_SOURCE RECORDS_:
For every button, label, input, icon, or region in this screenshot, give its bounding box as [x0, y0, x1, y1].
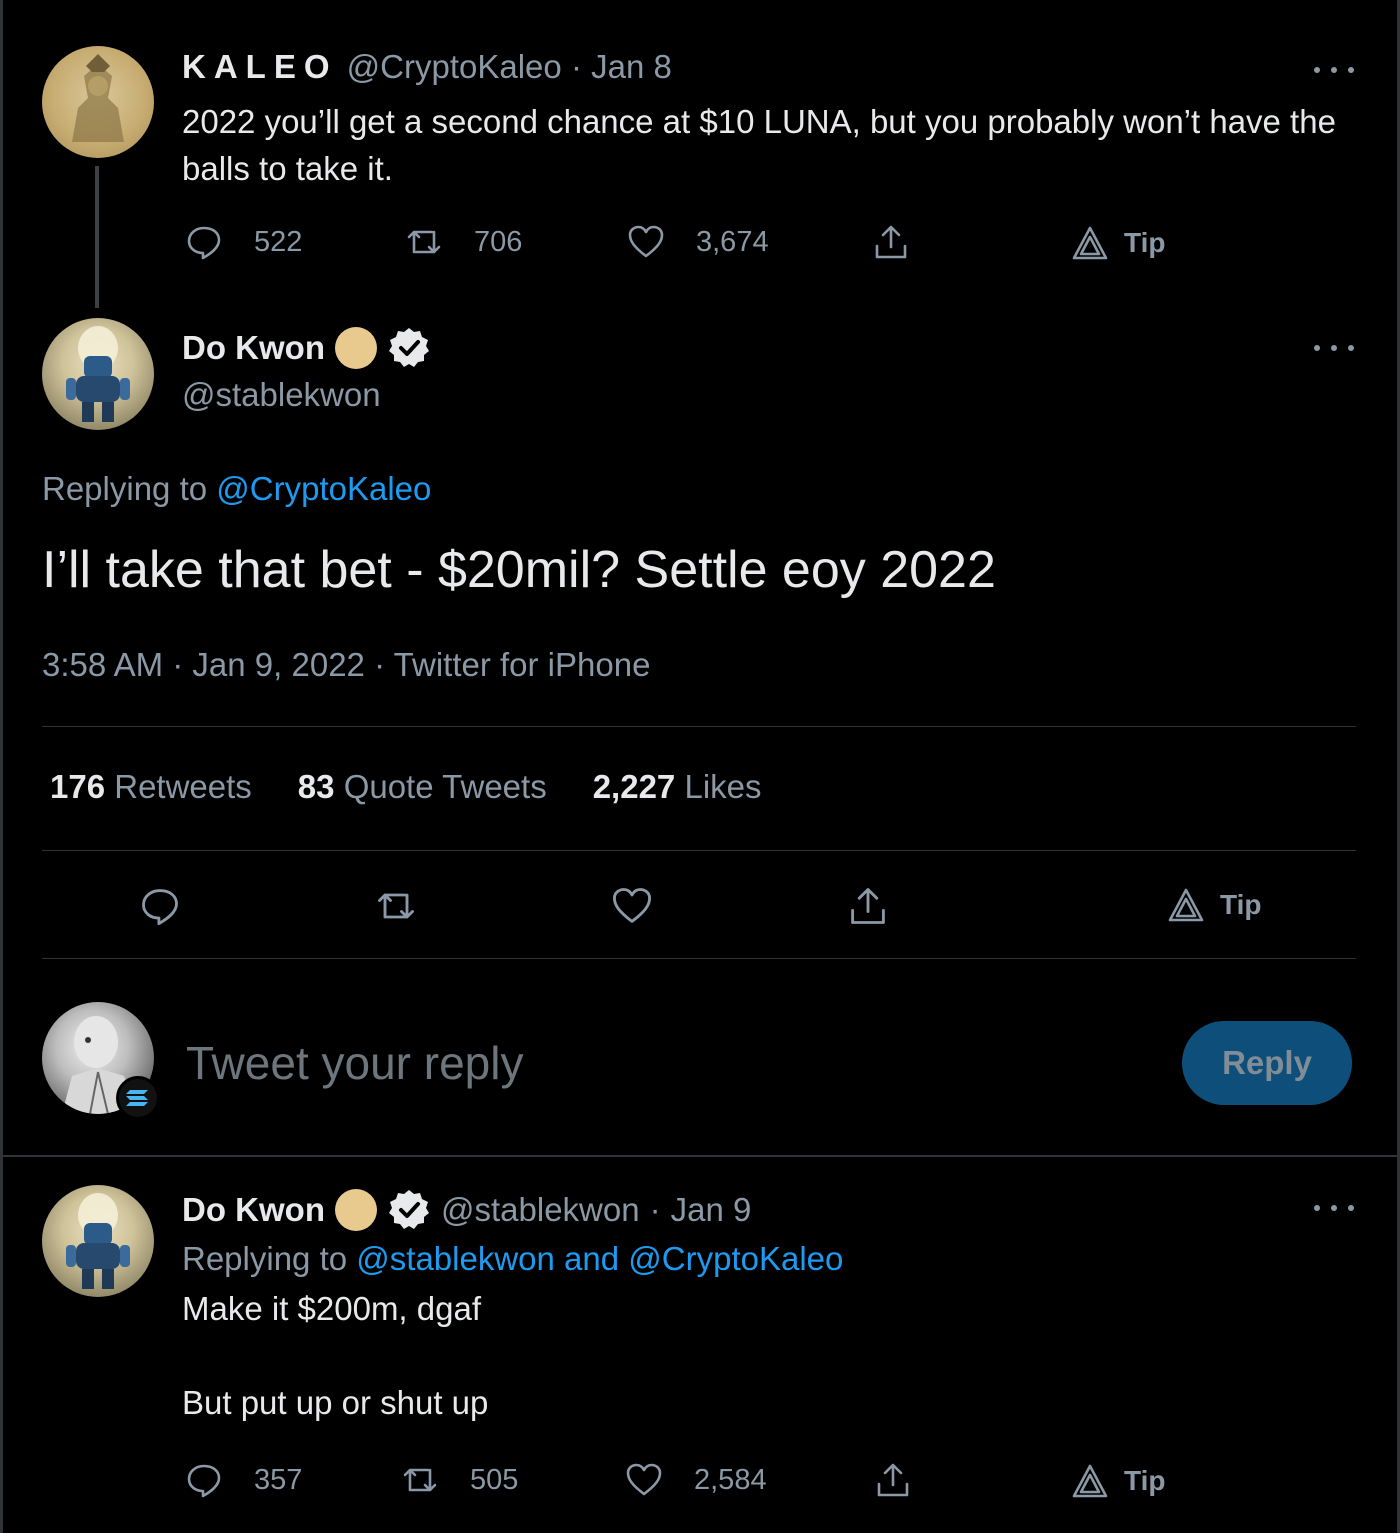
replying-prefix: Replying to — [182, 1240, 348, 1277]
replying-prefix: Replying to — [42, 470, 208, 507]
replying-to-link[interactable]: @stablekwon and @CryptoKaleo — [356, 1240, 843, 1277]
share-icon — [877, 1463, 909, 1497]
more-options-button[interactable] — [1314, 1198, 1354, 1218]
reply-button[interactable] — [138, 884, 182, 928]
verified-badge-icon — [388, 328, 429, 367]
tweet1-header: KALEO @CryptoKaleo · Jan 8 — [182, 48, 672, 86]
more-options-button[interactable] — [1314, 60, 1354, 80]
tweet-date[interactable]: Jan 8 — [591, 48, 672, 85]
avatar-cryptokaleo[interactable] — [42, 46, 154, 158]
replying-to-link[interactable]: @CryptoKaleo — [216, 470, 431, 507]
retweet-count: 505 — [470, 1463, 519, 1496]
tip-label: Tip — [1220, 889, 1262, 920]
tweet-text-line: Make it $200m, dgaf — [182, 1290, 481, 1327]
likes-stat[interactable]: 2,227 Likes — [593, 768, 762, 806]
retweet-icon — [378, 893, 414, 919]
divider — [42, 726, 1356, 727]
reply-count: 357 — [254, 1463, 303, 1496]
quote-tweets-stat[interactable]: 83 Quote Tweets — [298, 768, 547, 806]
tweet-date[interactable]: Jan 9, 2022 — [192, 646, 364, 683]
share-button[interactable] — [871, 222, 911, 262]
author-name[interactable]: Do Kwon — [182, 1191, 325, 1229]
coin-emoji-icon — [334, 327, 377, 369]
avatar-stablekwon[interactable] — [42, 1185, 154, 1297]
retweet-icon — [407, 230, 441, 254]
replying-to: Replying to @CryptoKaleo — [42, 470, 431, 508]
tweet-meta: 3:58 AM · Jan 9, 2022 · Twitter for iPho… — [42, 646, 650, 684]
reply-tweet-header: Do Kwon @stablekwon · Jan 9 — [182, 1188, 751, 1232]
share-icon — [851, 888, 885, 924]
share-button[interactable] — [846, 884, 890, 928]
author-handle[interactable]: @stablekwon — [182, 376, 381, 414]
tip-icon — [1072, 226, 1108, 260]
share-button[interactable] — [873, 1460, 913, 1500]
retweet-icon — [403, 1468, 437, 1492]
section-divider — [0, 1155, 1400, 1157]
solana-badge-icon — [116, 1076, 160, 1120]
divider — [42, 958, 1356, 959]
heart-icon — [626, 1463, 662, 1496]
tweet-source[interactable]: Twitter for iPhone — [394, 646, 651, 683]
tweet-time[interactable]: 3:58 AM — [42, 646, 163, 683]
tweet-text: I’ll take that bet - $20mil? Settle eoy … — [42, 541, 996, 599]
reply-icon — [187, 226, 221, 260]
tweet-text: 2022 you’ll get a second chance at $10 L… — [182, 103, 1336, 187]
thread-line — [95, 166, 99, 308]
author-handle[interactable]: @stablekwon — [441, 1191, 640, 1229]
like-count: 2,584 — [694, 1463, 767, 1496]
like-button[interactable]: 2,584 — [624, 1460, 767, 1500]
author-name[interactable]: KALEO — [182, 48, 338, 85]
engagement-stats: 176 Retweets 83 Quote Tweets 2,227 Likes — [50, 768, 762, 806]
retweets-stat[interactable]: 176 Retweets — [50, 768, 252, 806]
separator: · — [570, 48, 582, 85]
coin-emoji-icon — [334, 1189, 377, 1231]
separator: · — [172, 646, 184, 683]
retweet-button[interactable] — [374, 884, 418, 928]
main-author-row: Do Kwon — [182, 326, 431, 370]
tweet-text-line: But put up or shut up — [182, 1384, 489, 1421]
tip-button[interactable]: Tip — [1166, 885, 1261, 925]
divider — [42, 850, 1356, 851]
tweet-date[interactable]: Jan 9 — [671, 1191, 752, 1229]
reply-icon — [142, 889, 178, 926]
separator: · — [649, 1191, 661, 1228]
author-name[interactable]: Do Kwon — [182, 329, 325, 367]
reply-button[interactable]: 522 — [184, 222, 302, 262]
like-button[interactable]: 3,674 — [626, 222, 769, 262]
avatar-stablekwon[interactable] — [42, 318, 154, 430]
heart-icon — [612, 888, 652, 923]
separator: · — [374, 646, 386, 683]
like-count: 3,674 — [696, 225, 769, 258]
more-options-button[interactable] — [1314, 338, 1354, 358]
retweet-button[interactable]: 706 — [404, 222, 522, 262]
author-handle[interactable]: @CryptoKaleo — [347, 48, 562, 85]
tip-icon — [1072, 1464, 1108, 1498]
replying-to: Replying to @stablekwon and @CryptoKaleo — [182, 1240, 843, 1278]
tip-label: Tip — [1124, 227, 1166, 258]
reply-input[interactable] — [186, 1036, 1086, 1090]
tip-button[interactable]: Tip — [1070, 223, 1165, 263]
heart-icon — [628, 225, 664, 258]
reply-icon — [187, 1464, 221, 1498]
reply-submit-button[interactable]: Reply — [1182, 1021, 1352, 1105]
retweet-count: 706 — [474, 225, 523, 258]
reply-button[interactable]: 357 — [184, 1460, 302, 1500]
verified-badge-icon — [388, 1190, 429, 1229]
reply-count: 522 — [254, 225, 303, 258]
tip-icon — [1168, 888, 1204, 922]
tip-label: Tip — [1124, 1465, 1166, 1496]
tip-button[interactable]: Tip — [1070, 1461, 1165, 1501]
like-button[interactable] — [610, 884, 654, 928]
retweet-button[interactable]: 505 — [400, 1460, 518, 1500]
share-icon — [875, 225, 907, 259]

_INSTRUCTION_: Please copy the lines word for word, starting at the line that contains "replying-prefix: Replying to — [182, 1240, 348, 1277]" and ending at the line that contains "replying-to: Replying to @CryptoKaleo".

_TASK RESULT_:
replying-prefix: Replying to — [182, 1240, 348, 1277]
replying-prefix: Replying to — [42, 470, 208, 507]
replying-to-link[interactable]: @stablekwon and @CryptoKaleo — [356, 1240, 843, 1277]
share-icon — [877, 1463, 909, 1497]
more-options-button[interactable] — [1314, 1198, 1354, 1218]
reply-button[interactable] — [138, 884, 182, 928]
verified-badge-icon — [388, 328, 429, 367]
tweet1-header: KALEO @CryptoKaleo · Jan 8 — [182, 48, 672, 86]
more-options-button[interactable] — [1314, 60, 1354, 80]
tweet-date[interactable]: Jan 8 — [591, 48, 672, 85]
avatar-cryptokaleo[interactable] — [42, 46, 154, 158]
replying-to-link[interactable]: @CryptoKaleo — [216, 470, 431, 507]
retweet-count: 505 — [470, 1463, 519, 1496]
tip-label: Tip — [1220, 889, 1262, 920]
tweet-text-line: Make it $200m, dgaf — [182, 1290, 481, 1327]
likes-stat[interactable]: 2,227 Likes — [593, 768, 762, 806]
retweet-icon — [378, 893, 414, 919]
divider — [42, 726, 1356, 727]
reply-count: 357 — [254, 1463, 303, 1496]
quote-tweets-stat[interactable]: 83 Quote Tweets — [298, 768, 547, 806]
tweet-date[interactable]: Jan 9, 2022 — [192, 646, 364, 683]
share-button[interactable] — [871, 222, 911, 262]
author-name[interactable]: Do Kwon — [182, 1191, 325, 1229]
coin-emoji-icon — [334, 327, 377, 369]
avatar-stablekwon[interactable] — [42, 1185, 154, 1297]
retweet-icon — [407, 230, 441, 254]
replying-to: Replying to @CryptoKaleo — [42, 470, 431, 508]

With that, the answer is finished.